▶ [TASK GOAL] Reproduce every entry exactly.

+===+

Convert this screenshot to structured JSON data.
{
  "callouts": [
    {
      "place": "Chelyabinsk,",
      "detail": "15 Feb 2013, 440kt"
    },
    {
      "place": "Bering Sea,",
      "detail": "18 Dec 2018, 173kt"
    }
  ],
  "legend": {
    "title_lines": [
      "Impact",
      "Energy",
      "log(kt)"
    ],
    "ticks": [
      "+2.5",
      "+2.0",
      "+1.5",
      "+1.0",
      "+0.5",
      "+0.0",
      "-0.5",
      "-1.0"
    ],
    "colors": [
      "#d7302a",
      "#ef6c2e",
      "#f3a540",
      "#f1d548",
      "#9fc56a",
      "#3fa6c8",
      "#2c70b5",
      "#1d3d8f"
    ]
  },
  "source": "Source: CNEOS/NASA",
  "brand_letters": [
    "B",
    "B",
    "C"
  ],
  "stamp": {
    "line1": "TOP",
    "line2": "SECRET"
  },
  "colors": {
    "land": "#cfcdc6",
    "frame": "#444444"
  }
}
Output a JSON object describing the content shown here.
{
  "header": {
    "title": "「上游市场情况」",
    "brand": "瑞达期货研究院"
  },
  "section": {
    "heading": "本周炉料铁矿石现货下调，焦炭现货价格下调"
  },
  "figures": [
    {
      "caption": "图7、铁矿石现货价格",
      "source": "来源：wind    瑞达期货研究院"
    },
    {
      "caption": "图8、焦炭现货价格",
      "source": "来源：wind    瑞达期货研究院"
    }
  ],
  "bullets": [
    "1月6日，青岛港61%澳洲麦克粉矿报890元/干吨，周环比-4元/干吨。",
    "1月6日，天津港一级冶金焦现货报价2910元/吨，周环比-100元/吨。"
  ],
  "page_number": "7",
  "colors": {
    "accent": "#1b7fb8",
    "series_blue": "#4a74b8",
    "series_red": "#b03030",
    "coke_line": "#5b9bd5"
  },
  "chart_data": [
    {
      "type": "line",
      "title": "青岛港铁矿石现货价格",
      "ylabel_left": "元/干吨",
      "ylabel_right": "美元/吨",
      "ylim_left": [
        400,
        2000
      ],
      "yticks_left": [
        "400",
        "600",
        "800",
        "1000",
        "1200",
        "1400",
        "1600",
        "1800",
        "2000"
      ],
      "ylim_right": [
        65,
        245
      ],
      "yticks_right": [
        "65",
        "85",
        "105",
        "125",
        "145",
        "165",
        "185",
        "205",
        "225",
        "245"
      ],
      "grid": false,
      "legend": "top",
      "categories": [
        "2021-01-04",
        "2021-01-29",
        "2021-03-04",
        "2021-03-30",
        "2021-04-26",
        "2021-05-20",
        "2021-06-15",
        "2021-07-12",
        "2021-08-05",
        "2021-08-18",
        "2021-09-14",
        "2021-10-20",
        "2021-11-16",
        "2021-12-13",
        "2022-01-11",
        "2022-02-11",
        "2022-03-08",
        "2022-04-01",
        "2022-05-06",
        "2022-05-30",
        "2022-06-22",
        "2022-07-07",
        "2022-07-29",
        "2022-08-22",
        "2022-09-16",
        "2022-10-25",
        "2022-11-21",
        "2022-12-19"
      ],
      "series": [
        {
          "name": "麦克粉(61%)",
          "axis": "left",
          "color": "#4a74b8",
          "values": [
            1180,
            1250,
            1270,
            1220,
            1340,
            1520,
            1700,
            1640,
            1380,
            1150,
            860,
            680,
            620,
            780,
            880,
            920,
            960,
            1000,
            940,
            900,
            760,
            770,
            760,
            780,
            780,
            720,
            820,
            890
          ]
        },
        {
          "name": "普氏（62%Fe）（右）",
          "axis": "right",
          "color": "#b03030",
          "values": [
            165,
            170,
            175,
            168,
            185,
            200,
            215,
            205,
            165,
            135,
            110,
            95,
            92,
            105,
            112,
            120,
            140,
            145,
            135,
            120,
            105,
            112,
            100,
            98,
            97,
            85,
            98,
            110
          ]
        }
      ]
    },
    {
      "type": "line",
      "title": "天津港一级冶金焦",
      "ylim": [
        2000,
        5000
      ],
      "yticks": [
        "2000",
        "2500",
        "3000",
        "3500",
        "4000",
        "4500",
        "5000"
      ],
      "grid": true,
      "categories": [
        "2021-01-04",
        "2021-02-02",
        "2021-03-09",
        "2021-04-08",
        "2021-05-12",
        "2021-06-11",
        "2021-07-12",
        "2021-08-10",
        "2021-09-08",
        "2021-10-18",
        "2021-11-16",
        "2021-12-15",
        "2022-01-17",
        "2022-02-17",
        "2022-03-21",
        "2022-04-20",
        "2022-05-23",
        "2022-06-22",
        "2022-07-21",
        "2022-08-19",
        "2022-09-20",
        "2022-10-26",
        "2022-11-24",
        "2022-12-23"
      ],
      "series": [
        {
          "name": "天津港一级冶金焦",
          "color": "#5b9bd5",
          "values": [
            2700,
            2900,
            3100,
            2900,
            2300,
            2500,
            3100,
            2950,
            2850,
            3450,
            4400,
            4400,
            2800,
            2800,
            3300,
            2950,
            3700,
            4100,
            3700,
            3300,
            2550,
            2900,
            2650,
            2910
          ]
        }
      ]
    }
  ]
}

+===+

▶ [FINAL RESULT]
Convert this screenshot to structured JSON data.
{
  "callouts": [
    {
      "place": "Chelyabinsk,",
      "detail": "15 Feb 2013, 440kt"
    },
    {
      "place": "Bering Sea,",
      "detail": "18 Dec 2018, 173kt"
    }
  ],
  "legend": {
    "title_lines": [
      "Impact",
      "Energy",
      "log(kt)"
    ],
    "ticks": [
      "+2.5",
      "+2.0",
      "+1.5",
      "+1.0",
      "+0.5",
      "+0.0",
      "-0.5",
      "-1.0"
    ],
    "colors": [
      "#d7302a",
      "#ef6c2e",
      "#f3a540",
      "#f1d548",
      "#9fc56a",
      "#3fa6c8",
      "#2c70b5",
      "#1d3d8f"
    ]
  },
  "source": "Source: CNEOS/NASA",
  "brand_letters": [
    "B",
    "B",
    "C"
  ],
  "stamp": {
    "line1": "TOP",
    "line2": "SECRET"
  },
  "colors": {
    "land": "#cfcdc6",
    "frame": "#444444"
  }
}
Output a JSON object describing the content shown here.
{
  "header": {
    "title": "「上游市场情况」",
    "brand": "瑞达期货研究院"
  },
  "section": {
    "heading": "本周炉料铁矿石现货下调，焦炭现货价格下调"
  },
  "figures": [
    {
      "caption": "图7、铁矿石现货价格",
      "source": "来源：wind    瑞达期货研究院"
    },
    {
      "caption": "图8、焦炭现货价格",
      "source": "来源：wind    瑞达期货研究院"
    }
  ],
  "bullets": [
    "1月6日，青岛港61%澳洲麦克粉矿报890元/干吨，周环比-4元/干吨。",
    "1月6日，天津港一级冶金焦现货报价2910元/吨，周环比-100元/吨。"
  ],
  "page_number": "7",
  "colors": {
    "accent": "#1b7fb8",
    "series_blue": "#4a74b8",
    "series_red": "#b03030",
    "coke_line": "#5b9bd5"
  },
  "chart_data": [
    {
      "type": "line",
      "title": "青岛港铁矿石现货价格",
      "ylabel_left": "元/干吨",
      "ylabel_right": "美元/吨",
      "ylim_left": [
        400,
        2000
      ],
      "yticks_left": [
        "400",
        "600",
        "800",
        "1000",
        "1200",
        "1400",
        "1600",
        "1800",
        "2000"
      ],
      "ylim_right": [
        65,
        245
      ],
      "yticks_right": [
        "65",
        "85",
        "105",
        "125",
        "145",
        "165",
        "185",
        "205",
        "225",
        "245"
      ],
      "grid": false,
      "legend": "top",
      "categories": [
        "2021-01-04",
        "2021-01-29",
        "2021-03-04",
        "2021-03-30",
        "2021-04-26",
        "2021-05-20",
        "2021-06-15",
        "2021-07-12",
        "2021-08-05",
        "2021-08-18",
        "2021-09-14",
        "2021-10-20",
        "2021-11-16",
        "2021-12-13",
        "2022-01-11",
        "2022-02-11",
        "2022-03-08",
        "2022-04-01",
        "2022-05-06",
        "2022-05-30",
        "2022-06-22",
        "2022-07-07",
        "2022-07-29",
        "2022-08-22",
        "2022-09-16",
        "2022-10-25",
        "2022-11-21",
        "2022-12-19"
      ],
      "series": [
        {
          "name": "麦克粉(61%)",
          "axis": "left",
          "color": "#4a74b8",
          "values": [
            1180,
            1250,
            1270,
            1220,
            1340,
            1520,
            1700,
            1640,
            1380,
            1150,
            860,
            680,
            620,
            780,
            880,
            920,
            960,
            1000,
            940,
            900,
            760,
            770,
            760,
            780,
            780,
            720,
            820,
            890
          ]
        },
        {
          "name": "普氏（62%Fe）（右）",
          "axis": "right",
          "color": "#b03030",
          "values": [
            165,
            170,
            175,
            168,
            185,
            200,
            215,
            205,
            165,
            135,
            110,
            95,
            92,
            105,
            112,
            120,
            140,
            145,
            135,
            120,
            105,
            112,
            100,
            98,
            97,
            85,
            98,
            110
          ]
        }
      ]
    },
    {
      "type": "line",
      "title": "天津港一级冶金焦",
      "ylim": [
        2000,
        5000
      ],
      "yticks": [
        "2000",
        "2500",
        "3000",
        "3500",
        "4000",
        "4500",
        "5000"
      ],
      "grid": true,
      "categories": [
        "2021-01-04",
        "2021-02-02",
        "2021-03-09",
        "2021-04-08",
        "2021-05-12",
        "2021-06-11",
        "2021-07-12",
        "2021-08-10",
        "2021-09-08",
        "2021-10-18",
        "2021-11-16",
        "2021-12-15",
        "2022-01-17",
        "2022-02-17",
        "2022-03-21",
        "2022-04-20",
        "2022-05-23",
        "2022-06-22",
        "2022-07-21",
        "2022-08-19",
        "2022-09-20",
        "2022-10-26",
        "2022-11-24",
        "2022-12-23"
      ],
      "series": [
        {
          "name": "天津港一级冶金焦",
          "color": "#5b9bd5",
          "values": [
            2700,
            2900,
            3100,
            2900,
            2300,
            2500,
            3100,
            2950,
            2850,
            3450,
            4400,
            4400,
            2800,
            2800,
            3300,
            2950,
            3700,
            4100,
            3700,
            3300,
            2550,
            2900,
            2650,
            2910
          ]
        }
      ]
    }
  ]
}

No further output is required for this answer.